Extrait>
☆ ☆ ☆ ☆
Le modèle de « l’action commune » dessine une trame sur laquelle toutes nos principales observations peuvent se fixer. En effet, les chômeurs-bénévoles sont venus - ou revenus - chercher dans le bénévolat associatif la satisfaction de certaines attentes dans l’espoir de combler certains manques occasionnés ou révélés par le chômage. Ces attentes sont d’abord d’agir en ayant une action qui a du sens, d’être utile. Pour réaliser ce projet, ils viennent ou reviennent au bénévolat associatif c’est-à-dire dans une organisation - l’association - porteuse de valeurs et :

‘« L’action commune n’est pas une action qui résulte d’un engagement autour de valeurs militantes mais de la contribution (involontaire ou non) des uns et des autres à une action dont ils n’entrevoient pas toujours la pertinence mais à laquelle ils contribuent du simple fait de la division sociale (Durkheim) ou du simple fait de la consommation de biens ou services ». (1999, p. 34) […] « Elle correspond à des pratiques sociales reposant sur une nouvelle articulation existant entre la vie au travail et la vie hors travail parce qu’elle est fondée sur des valeurs mobilisatrices, sur une urgence et une incertitude multiforme supposées et qu’elle n’emprunte pas la voie d’une hiérarchie rigide de positions et des standards de comportement ». (1997) […] « Les formes de l’action commune ne reposent pas sur un enjeu collectif identifié comme tel et propre à une classe ou à un groupe d’acteurs. En ce sens, elles ne visent pas à construire une société meilleure ». (1997). ’

Les chômeurs-bénévoles sont également venus retrouver un lien social - plus ou moins affectés qu’ils étaient par leur situation de chômage :

‘« L’action commune met ainsi en scène des acteurs de proximité, ce qui ne signifie pas que cette proximité emprunte nécessairement les voies du voisinage, de la convivialité ou de la proximité relationnelle entendue ici au sens d’une proximité affective. C’est d’abord une proximité dans les façons d’être et de penser et dans les références aux valeurs dont il convient de parler». (1997).’

Ils établissent des relations essentiellement basées sur la confiance, la loyauté, et pratiquent une certaine camaraderie, distanciée, apprécient un certain nivellement hiérarchique :

‘« Le multipositionnement des individus issu de la « décompartementalisation » tendancielle des rôles induit des modes de relation diversifiés dont les relations de pouvoir ne sont qu’une des dimensions »  (1997). ’

Enfin, nous avons également montré que leur mode d’investissement est plutôt réservé :

« Le commun se comprend ici de ces formes d'action non explicitement concertées - mais néanmoins coordonnées - et reposant sur une participation plutôt que sur un engagement » […] « si nous usons du terme de commun pour qualifier le social c’est parce que le social est, pour partie, un ensemble d’actions dont la continuité et le caractère routinier n’impliquent pas de la part des hommes et des femmes concernés par ces actions un investissement particulier alors même qu’ils élaborent et perpétuent un ensemble de savoirs pratiques non évalués et un sens du commun, c’est-à-dire aussi une capacité à dénommer l’autre » […]

« le commun peut néanmoins s’avérer (paradoxalement) être parfois plus cohésif que le collectif en ce qu’il ne vise pas un dépassement des différences individuelles ou de groupes mais en ce qu’il permet de gérer la coexistence de différences identitaires fondées sur des expériences hétéronomes par exemple. » (1997).
☆ ☆ ☆ ☆
Données fournies>

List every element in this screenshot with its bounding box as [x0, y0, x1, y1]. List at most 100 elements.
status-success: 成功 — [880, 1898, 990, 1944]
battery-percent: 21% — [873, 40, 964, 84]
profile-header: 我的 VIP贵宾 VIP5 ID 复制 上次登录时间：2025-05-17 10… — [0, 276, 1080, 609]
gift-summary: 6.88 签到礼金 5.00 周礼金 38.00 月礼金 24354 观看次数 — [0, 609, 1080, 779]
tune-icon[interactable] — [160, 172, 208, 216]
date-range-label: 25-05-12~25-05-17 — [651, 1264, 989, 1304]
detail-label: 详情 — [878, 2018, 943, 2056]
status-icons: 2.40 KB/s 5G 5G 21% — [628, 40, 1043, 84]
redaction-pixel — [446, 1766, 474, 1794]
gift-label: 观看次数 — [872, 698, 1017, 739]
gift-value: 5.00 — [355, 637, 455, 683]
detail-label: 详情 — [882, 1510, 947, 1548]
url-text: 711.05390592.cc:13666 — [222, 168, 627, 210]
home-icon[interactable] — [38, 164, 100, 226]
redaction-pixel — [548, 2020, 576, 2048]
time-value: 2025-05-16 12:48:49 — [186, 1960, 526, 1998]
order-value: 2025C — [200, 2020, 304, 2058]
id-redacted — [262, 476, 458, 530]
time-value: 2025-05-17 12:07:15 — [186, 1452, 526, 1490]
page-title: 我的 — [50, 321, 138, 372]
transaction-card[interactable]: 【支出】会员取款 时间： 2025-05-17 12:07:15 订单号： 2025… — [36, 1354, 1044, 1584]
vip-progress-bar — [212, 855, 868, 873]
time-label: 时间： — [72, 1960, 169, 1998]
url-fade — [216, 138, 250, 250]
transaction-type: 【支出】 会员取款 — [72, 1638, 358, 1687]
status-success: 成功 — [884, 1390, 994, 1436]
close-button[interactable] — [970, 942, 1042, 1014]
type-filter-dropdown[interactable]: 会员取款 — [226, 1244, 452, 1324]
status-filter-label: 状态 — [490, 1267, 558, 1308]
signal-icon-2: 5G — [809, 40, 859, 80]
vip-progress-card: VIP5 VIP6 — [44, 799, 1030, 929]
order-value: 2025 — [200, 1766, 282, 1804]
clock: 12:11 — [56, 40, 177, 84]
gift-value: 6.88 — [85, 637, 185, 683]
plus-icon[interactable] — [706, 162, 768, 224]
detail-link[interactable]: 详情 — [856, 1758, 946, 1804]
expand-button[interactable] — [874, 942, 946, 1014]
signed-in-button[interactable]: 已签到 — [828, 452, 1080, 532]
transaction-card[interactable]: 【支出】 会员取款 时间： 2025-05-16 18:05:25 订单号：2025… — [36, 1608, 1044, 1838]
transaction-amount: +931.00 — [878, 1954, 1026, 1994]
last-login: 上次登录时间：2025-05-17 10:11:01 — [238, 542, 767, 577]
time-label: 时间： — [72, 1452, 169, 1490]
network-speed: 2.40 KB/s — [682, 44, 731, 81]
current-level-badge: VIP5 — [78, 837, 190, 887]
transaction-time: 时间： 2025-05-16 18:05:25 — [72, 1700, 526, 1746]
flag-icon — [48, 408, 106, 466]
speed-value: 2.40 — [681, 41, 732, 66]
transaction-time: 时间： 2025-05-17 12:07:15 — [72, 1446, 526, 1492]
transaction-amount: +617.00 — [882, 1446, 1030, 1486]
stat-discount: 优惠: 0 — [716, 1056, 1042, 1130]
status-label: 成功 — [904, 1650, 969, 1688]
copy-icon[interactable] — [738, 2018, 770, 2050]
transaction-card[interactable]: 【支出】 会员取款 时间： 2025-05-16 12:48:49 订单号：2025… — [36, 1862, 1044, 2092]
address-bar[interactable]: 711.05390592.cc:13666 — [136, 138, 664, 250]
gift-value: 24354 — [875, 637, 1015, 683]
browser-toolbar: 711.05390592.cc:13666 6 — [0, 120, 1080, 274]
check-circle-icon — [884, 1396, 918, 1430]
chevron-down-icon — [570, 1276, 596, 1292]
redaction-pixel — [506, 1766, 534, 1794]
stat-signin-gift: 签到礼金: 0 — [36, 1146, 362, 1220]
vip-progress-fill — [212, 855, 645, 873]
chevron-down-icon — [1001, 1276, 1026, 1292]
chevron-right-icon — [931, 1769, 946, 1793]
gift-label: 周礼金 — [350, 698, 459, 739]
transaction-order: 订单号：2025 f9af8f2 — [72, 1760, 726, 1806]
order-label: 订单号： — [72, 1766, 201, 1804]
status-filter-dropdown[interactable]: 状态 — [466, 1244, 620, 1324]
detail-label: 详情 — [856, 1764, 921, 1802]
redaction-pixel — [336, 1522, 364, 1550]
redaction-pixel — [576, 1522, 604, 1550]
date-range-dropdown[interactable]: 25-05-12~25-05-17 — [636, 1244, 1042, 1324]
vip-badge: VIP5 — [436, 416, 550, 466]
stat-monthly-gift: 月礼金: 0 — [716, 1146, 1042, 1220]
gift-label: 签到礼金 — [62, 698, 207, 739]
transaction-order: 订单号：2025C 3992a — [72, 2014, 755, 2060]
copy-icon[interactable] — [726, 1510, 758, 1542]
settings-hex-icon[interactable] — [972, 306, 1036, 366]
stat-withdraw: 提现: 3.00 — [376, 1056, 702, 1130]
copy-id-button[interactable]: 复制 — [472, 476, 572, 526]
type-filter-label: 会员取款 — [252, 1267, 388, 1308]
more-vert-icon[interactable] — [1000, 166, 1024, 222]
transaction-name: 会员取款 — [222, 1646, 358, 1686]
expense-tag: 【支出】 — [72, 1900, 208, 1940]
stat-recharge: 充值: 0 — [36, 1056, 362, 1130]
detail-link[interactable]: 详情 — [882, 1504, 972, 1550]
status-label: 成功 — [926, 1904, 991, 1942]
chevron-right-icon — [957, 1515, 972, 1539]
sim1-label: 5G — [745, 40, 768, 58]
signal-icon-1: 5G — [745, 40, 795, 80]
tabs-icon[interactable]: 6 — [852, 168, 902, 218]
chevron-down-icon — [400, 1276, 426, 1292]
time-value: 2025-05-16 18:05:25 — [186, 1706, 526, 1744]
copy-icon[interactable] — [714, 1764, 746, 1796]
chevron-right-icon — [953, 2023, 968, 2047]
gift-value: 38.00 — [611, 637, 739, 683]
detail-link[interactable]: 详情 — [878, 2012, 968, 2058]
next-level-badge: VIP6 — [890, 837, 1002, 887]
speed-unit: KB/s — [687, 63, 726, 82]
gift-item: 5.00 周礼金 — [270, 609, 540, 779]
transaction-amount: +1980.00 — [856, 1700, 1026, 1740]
☆ ☆ ☆ ☆
Consignes>
#1 Répondez aux questions suivantes à partir de l'extrait sur les chômeurs-bénévoles.
(a) Quelles sont d'abord les attentes des chômeurs-bénévoles ?
(b) Sur quoi reposent essentiellement les relations qu'ils établissent ?
(c) Comment leur mode d'investissement est-il qualifié ?
#2 Écrivez la suite de l'extrait sur les chômeurs-bénévoles après sa dernière citation.
Les entrées n'ont aucun lien avec l'extrait.

Réponses>
#1
(a) Agir en ayant une action qui a du sens, être utile.
(b) Sur la confiance et la loyauté.
(c) Il est plutôt réservé.

#2
En conclusion, nous dirons que l’engagement « réservé » observable chez ces chômeurs-bénévoles est assez voisin de « l’engagement distancié » de Jacques Ion et qu’il mène à des actions qui relèvent de l’action commune au sens de Claude Giraud.

Notes
99.
Claude Giraud, « Action rationnelle, action collective et action commune : trois modèles d’intelligibilité de l’action organisée », Cahiers du GLYSI-CNRS, Lyon, octobre 1997.